## AVAILABLE RECORDS:
════════════════════
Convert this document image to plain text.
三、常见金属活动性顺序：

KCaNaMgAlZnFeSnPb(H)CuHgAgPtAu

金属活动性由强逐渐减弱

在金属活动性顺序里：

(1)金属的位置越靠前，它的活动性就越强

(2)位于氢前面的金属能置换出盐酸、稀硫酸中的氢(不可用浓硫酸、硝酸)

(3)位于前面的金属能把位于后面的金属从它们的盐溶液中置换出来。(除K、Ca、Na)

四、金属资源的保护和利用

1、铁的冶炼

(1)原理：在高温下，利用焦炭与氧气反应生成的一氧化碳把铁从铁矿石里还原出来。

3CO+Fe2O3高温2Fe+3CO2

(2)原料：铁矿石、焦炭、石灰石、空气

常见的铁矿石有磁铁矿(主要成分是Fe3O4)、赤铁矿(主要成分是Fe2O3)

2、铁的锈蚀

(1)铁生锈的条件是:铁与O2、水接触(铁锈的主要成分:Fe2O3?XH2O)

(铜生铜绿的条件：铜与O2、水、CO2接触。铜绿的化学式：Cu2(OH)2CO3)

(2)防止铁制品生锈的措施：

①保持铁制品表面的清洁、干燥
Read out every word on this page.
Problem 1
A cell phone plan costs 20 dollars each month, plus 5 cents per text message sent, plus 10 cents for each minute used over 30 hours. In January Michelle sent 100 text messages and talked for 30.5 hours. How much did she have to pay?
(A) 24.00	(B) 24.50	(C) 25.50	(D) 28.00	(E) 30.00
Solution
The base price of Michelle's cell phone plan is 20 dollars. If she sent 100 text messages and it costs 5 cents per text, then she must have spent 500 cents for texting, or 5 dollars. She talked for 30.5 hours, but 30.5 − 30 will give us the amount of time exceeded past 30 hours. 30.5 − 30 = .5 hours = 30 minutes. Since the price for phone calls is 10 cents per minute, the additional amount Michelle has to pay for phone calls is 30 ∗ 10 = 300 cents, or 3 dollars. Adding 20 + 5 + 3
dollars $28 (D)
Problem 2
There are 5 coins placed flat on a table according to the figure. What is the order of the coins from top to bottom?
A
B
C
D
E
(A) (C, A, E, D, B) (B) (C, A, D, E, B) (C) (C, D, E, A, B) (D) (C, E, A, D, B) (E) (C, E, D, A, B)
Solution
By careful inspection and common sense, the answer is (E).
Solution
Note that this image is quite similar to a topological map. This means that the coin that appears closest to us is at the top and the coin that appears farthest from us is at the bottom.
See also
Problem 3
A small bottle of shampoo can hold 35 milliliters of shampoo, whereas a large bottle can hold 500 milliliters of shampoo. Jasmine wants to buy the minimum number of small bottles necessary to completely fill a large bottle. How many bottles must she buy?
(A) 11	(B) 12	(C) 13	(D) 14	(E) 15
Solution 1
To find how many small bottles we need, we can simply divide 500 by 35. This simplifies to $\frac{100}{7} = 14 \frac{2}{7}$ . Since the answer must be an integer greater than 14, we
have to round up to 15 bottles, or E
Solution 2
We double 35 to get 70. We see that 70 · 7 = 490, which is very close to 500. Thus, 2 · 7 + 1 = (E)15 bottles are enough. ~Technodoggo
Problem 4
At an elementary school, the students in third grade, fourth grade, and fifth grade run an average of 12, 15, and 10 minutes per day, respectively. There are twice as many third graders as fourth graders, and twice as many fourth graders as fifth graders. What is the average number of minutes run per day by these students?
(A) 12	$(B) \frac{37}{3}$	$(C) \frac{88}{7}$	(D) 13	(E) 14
════════════════════
## DIRECTION:
Copy out every line of the material above that mentions the word "Problem".

## WRITTEN REPLY:
Problem 1
Problem 2
Problem 3
Problem 4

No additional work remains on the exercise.